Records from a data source
========================
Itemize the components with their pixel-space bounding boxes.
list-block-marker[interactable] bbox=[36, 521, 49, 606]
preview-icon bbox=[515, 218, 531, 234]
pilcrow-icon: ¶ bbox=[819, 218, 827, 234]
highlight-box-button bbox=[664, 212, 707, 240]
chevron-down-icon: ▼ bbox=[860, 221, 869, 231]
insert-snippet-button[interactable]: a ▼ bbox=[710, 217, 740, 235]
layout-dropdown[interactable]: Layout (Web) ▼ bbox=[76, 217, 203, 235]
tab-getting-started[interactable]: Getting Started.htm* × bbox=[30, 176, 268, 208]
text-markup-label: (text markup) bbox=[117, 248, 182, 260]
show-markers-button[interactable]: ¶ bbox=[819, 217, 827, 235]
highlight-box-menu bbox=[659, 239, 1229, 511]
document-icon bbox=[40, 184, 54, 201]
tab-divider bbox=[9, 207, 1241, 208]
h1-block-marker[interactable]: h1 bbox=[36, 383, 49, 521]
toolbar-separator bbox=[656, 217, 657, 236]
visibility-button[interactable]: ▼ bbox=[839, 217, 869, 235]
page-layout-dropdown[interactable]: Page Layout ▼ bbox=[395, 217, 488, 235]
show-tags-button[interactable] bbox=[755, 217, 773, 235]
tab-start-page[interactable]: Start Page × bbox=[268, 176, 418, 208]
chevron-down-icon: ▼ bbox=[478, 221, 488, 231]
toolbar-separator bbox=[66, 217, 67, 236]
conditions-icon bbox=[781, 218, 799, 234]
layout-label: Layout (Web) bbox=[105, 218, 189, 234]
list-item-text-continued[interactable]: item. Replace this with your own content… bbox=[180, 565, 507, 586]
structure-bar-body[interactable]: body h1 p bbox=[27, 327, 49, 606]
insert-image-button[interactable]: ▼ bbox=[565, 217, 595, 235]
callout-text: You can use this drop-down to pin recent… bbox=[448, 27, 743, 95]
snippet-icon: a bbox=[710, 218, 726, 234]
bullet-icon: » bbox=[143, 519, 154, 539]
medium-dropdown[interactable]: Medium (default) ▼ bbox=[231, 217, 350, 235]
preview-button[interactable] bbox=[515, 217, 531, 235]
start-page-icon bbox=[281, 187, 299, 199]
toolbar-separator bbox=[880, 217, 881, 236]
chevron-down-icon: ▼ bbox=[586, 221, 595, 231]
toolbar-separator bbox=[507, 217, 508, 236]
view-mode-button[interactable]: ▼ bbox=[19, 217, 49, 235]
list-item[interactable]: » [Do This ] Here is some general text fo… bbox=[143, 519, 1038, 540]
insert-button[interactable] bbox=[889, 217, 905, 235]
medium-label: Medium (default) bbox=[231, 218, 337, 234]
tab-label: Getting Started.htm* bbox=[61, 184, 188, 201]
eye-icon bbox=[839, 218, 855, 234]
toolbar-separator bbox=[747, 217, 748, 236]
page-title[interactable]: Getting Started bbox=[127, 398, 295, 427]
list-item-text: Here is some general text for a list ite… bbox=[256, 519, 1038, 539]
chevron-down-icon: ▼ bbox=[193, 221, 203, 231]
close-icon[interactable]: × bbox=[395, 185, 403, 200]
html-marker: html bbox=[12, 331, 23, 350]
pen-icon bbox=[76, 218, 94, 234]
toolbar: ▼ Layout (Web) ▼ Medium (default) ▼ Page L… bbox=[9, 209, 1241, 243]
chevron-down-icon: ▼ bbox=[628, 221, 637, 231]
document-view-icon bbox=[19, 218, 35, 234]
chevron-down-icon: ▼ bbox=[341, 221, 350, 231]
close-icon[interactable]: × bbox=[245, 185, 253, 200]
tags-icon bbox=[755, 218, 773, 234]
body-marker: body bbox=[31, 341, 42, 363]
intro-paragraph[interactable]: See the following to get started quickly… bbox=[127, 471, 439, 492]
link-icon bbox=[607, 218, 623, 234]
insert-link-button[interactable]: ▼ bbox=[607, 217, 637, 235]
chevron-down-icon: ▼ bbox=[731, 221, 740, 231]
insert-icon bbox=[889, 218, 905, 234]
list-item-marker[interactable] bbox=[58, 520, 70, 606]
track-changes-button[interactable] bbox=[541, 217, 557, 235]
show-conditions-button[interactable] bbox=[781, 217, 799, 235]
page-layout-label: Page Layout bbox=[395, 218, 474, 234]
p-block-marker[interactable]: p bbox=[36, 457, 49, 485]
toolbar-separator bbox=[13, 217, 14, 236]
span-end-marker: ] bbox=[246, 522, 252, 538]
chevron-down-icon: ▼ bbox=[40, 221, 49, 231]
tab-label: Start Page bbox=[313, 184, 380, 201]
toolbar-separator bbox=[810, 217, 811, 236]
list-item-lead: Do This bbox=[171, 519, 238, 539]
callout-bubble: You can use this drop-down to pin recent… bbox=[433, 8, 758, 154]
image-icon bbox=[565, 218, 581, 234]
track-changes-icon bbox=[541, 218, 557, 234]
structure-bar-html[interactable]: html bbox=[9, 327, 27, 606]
========================
■ Task prompt
Repeat all of the records above word for word, line by line.

■ Solution
Itemize the components with their pixel-space bounding boxes.
list-block-marker[interactable] bbox=[36, 521, 49, 606]
preview-icon bbox=[515, 218, 531, 234]
pilcrow-icon: ¶ bbox=[819, 218, 827, 234]
highlight-box-button bbox=[664, 212, 707, 240]
chevron-down-icon: ▼ bbox=[860, 221, 869, 231]
insert-snippet-button[interactable]: a ▼ bbox=[710, 217, 740, 235]
layout-dropdown[interactable]: Layout (Web) ▼ bbox=[76, 217, 203, 235]
tab-getting-started[interactable]: Getting Started.htm* × bbox=[30, 176, 268, 208]
text-markup-label: (text markup) bbox=[117, 248, 182, 260]
show-markers-button[interactable]: ¶ bbox=[819, 217, 827, 235]
highlight-box-menu bbox=[659, 239, 1229, 511]
document-icon bbox=[40, 184, 54, 201]
tab-divider bbox=[9, 207, 1241, 208]
h1-block-marker[interactable]: h1 bbox=[36, 383, 49, 521]
toolbar-separator bbox=[656, 217, 657, 236]
visibility-button[interactable]: ▼ bbox=[839, 217, 869, 235]
page-layout-dropdown[interactable]: Page Layout ▼ bbox=[395, 217, 488, 235]
show-tags-button[interactable] bbox=[755, 217, 773, 235]
tab-start-page[interactable]: Start Page × bbox=[268, 176, 418, 208]
chevron-down-icon: ▼ bbox=[478, 221, 488, 231]
toolbar-separator bbox=[66, 217, 67, 236]
conditions-icon bbox=[781, 218, 799, 234]
layout-label: Layout (Web) bbox=[105, 218, 189, 234]
list-item-text-continued[interactable]: item. Replace this with your own content… bbox=[180, 565, 507, 586]
structure-bar-body[interactable]: body h1 p bbox=[27, 327, 49, 606]
insert-image-button[interactable]: ▼ bbox=[565, 217, 595, 235]
callout-text: You can use this drop-down to pin recent… bbox=[448, 27, 743, 95]
snippet-icon: a bbox=[710, 218, 726, 234]
bullet-icon: » bbox=[143, 519, 154, 539]
medium-dropdown[interactable]: Medium (default) ▼ bbox=[231, 217, 350, 235]
preview-button[interactable] bbox=[515, 217, 531, 235]
start-page-icon bbox=[281, 187, 299, 199]
toolbar-separator bbox=[880, 217, 881, 236]
chevron-down-icon: ▼ bbox=[586, 221, 595, 231]
toolbar-separator bbox=[507, 217, 508, 236]
view-mode-button[interactable]: ▼ bbox=[19, 217, 49, 235]
list-item[interactable]: » [Do This ] Here is some general text fo… bbox=[143, 519, 1038, 540]
insert-button[interactable] bbox=[889, 217, 905, 235]
medium-label: Medium (default) bbox=[231, 218, 337, 234]
tab-label: Getting Started.htm* bbox=[61, 184, 188, 201]
eye-icon bbox=[839, 218, 855, 234]
toolbar-separator bbox=[747, 217, 748, 236]
page-title[interactable]: Getting Started bbox=[127, 398, 295, 427]
list-item-text: Here is some general text for a list ite… bbox=[256, 519, 1038, 539]
chevron-down-icon: ▼ bbox=[193, 221, 203, 231]
close-icon[interactable]: × bbox=[395, 185, 403, 200]
html-marker: html bbox=[12, 331, 23, 350]
pen-icon bbox=[76, 218, 94, 234]
toolbar: ▼ Layout (Web) ▼ Medium (default) ▼ Page L… bbox=[9, 209, 1241, 243]
chevron-down-icon: ▼ bbox=[628, 221, 637, 231]
document-view-icon bbox=[19, 218, 35, 234]
chevron-down-icon: ▼ bbox=[341, 221, 350, 231]
close-icon[interactable]: × bbox=[245, 185, 253, 200]
tags-icon bbox=[755, 218, 773, 234]
body-marker: body bbox=[31, 341, 42, 363]
intro-paragraph[interactable]: See the following to get started quickly… bbox=[127, 471, 439, 492]
link-icon bbox=[607, 218, 623, 234]
insert-link-button[interactable]: ▼ bbox=[607, 217, 637, 235]
chevron-down-icon: ▼ bbox=[731, 221, 740, 231]
insert-icon bbox=[889, 218, 905, 234]
list-item-marker[interactable] bbox=[58, 520, 70, 606]
track-changes-button[interactable] bbox=[541, 217, 557, 235]
show-conditions-button[interactable] bbox=[781, 217, 799, 235]
page-layout-label: Page Layout bbox=[395, 218, 474, 234]
p-block-marker[interactable]: p bbox=[36, 457, 49, 485]
toolbar-separator bbox=[13, 217, 14, 236]
span-end-marker: ] bbox=[246, 522, 252, 538]
chevron-down-icon: ▼ bbox=[40, 221, 49, 231]
tab-label: Start Page bbox=[313, 184, 380, 201]
toolbar-separator bbox=[810, 217, 811, 236]
list-item-lead: Do This bbox=[171, 519, 238, 539]
callout-bubble: You can use this drop-down to pin recent… bbox=[433, 8, 758, 154]
image-icon bbox=[565, 218, 581, 234]
track-changes-icon bbox=[541, 218, 557, 234]
structure-bar-html[interactable]: html bbox=[9, 327, 27, 606]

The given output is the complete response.